President Johnson must share credit with President Kennedy for these statutes because all, excepting poverty, which was only a Kennedy idea, had been drafted and were well on their way through the congressional machinery at the time of the assassination. Had Kennedy lived, there is no doubt that all would have been passed by 1965. Nevertheless, Johnson deserves much of the glory because he quickly endorsed every one (including getting the poverty bill drafted) and brought his legislative experience and skills into play to assure their passage. All were enacted during the first two years of the Johnson presidency, 1964 and 1965.
In addition, there were 11 statutes which, if they did not meet the high test of a blockbuster, were nevertheless significant: the Voting Rights Act, Immigration Act, Water Quality Act, and Clean Air Act amendments and Solid Waste Disposal Act, all 1965; the Fair Labor Standards Act minimum wage amendments and Model Cities Act, 1966; the Air Quality Act and Public Broadcasting Act, 1967; and the Tax surcharge, Social Security Act amendments, and civil rights with open housing, all 1968. Johnson takes the credit for all of this legislation.
If the blockbuster and significant groups are joined, the importance of the first two years of Johnson’s presidency becomes dramatic. In 1964 and 1965 the total was ten; in 1966, 1967, and 1968 together it dropped to seven.
These numbers are remarkable. While they look small, they are huge. The likelihood is that a majority of U.S. Presidents did not produce a s
ingle blockbuster and many failed even to achieve passage of one significant statute. Clearly, the only President in U.S. history who was on Johnson’s level was Franklin Roosevelt. Here Wilbur Cohen, who served under both, on an intuitive “Richter-type scale” of legislative effectiveness with a yardstick of 10, ranked LBJ first at 9.8 and FDR second at 6.7. This can be argued. Despite the fact that Roosevelt was Johnson’s great hero, LBJ consciously set out to surpass FDR and he may have succeeded. He certainly was at least FDR’s equal.
This legislation in the aggregate thrust the U.S. a giant step forward in the direction of democratization by assisting those who needed help the most. The unemployed found jobs; the elderly gained health care; the young enjoyed greater educational opportunity; blacks and women, among others, overcame discrimination and the former in the Deep South won the right to vote; the poor received hope; discrimination against certain types of immigrants was ended; the national park system was much expanded and great stretches of wilderness were preserved; and the first efforts were made to counter air and water pollution.
For these achievements Lyndon Johnson deserves the lion’s share of the credit. He, of course, received great help from others, starting with the critical Kennedy legacy. In the departments Wilbur Cohen on Medicare and Social Security and Stewart Udall on conservation and pollution performed masterfully. Several members of Johnson’s White House staff made notable contributions: Larry O’Brien and his assistants, Mike Manatos and Henry Hall Wilson, on congressional relations, Joe Califano on overall domestic policy, Douglass Cater on education. But Lyndon Johnson was at the center of the whirlwind. He relentlessly drove himself, his staff, and the Congress to enact this program. It was a virtuoso performance.

_To do:_ Will you reproduce everything in the passage on Johnson's legislative record from "If the blockbuster" down to "dropped to seven.", word for word? The rows can be set aside; nothing here depends on them.

_Supplied information:_
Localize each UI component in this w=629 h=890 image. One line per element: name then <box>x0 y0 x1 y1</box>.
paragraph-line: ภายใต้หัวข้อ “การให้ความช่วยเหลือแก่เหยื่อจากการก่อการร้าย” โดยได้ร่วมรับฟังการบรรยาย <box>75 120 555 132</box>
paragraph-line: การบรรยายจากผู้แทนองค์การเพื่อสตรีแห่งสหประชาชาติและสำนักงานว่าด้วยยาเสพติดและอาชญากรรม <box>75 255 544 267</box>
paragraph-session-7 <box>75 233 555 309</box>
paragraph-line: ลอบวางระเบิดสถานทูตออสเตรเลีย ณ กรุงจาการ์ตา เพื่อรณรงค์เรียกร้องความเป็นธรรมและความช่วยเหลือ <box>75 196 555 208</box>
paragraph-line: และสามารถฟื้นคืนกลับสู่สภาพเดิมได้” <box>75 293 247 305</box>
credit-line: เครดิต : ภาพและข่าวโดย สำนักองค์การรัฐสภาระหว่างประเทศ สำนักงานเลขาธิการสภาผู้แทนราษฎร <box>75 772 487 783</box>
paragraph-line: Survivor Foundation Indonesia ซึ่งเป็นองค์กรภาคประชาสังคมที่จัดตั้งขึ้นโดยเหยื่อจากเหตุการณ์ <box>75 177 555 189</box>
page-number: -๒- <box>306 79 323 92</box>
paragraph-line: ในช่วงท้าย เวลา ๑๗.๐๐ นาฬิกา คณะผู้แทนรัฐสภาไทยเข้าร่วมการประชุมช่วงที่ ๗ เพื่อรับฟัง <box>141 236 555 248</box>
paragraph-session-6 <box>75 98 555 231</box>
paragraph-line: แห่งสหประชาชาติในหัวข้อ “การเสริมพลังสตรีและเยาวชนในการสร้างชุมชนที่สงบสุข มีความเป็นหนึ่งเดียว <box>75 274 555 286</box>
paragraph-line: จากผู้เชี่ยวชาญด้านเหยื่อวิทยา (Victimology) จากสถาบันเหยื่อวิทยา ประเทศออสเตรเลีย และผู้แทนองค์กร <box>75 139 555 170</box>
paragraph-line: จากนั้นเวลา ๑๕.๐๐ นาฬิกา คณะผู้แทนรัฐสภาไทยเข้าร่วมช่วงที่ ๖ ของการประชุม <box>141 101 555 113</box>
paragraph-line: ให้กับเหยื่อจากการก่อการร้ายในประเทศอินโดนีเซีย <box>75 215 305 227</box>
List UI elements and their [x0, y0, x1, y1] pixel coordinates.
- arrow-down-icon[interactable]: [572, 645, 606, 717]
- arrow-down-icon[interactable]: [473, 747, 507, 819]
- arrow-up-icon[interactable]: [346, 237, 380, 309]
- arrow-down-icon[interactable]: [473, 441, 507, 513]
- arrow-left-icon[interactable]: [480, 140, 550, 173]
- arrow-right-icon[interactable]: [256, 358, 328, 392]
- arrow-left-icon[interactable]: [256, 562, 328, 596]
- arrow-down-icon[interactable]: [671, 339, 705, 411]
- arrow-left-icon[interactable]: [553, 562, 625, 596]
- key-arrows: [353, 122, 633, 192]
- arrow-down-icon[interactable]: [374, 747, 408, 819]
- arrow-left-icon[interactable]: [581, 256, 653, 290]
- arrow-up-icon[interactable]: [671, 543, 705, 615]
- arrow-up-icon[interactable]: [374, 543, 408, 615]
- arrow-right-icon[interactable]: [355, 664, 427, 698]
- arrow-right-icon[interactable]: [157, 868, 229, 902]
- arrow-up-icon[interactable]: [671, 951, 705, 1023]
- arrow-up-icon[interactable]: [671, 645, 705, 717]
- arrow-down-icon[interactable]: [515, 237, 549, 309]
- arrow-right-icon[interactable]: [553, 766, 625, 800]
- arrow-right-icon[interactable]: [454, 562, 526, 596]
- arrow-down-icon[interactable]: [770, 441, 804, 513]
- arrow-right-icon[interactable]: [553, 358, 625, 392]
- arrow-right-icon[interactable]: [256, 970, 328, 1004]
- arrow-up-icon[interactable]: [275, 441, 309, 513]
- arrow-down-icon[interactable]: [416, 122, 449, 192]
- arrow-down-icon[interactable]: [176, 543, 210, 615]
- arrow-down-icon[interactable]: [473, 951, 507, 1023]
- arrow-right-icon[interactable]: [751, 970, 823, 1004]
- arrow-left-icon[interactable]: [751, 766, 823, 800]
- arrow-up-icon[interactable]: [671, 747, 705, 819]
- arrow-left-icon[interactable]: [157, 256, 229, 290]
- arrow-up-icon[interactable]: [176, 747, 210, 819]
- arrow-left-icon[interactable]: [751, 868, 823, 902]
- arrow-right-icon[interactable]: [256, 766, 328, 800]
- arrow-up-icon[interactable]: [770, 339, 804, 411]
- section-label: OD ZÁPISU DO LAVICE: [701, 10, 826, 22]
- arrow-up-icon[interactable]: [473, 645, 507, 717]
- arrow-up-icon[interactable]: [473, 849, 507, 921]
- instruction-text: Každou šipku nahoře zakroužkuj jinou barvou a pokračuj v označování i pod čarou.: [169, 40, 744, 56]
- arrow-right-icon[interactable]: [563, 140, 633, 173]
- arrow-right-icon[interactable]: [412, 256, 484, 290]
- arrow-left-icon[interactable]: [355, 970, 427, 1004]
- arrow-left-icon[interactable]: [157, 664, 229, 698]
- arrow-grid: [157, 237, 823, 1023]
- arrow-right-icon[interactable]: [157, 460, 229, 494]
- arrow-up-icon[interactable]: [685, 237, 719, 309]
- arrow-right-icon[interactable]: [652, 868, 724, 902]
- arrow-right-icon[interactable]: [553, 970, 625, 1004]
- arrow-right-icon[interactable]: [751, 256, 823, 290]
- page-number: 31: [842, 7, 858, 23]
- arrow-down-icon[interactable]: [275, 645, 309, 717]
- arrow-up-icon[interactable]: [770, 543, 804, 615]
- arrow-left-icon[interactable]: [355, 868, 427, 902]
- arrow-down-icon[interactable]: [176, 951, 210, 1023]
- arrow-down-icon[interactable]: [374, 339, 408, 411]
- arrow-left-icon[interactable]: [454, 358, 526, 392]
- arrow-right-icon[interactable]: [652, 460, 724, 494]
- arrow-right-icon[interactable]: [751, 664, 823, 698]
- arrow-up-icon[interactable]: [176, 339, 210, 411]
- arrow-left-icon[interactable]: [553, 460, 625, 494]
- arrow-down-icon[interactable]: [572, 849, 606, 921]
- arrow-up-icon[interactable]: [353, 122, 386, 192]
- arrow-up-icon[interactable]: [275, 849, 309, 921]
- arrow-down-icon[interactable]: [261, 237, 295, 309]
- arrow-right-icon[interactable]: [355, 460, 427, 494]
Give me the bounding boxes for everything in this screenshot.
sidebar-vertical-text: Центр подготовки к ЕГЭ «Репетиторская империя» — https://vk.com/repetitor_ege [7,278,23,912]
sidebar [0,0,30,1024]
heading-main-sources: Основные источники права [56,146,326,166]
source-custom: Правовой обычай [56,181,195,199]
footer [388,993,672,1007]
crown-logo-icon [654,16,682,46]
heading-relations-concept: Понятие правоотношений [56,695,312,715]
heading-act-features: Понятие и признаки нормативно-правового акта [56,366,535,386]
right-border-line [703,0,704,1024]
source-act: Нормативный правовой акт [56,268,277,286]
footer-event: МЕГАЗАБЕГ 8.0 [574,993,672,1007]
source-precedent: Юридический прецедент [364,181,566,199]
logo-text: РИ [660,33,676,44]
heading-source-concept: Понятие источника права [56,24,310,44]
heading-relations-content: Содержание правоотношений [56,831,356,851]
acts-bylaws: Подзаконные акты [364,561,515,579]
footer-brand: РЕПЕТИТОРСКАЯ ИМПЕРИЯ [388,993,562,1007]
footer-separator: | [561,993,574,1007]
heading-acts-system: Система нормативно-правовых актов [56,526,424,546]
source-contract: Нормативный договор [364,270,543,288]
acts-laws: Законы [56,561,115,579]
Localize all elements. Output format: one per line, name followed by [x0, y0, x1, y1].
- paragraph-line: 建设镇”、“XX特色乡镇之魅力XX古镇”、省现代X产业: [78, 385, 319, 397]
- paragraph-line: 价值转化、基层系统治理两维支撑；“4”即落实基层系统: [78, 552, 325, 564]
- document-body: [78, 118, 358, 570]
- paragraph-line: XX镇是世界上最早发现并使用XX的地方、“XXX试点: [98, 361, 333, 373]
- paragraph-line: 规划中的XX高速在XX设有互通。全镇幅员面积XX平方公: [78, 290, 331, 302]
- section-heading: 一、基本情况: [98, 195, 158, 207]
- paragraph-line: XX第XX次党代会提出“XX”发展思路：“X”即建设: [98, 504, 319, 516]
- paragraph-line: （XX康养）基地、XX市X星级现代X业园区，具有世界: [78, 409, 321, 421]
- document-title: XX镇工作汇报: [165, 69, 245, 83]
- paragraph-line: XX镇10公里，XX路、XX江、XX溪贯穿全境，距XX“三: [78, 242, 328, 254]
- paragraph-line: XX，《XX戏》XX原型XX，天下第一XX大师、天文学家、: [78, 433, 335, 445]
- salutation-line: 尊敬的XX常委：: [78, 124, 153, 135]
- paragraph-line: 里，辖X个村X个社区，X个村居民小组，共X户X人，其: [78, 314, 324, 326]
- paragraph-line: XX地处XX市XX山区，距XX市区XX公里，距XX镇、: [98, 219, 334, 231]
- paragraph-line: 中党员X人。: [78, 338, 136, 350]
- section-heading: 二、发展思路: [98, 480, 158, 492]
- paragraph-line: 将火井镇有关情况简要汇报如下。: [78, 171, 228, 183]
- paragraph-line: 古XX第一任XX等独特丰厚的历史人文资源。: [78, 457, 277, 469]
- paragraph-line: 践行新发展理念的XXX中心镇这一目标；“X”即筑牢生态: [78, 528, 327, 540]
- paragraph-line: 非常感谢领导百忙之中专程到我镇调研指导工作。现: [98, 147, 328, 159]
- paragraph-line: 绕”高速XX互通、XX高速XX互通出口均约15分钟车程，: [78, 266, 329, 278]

_Answer space:_
If the blockbuster and significant groups are joined, the importance of the first two years of Johnson’s presidency becomes dramatic. In 1964 and 1965 the total was ten; in 1966, 1967, and 1968 together it dropped to seven.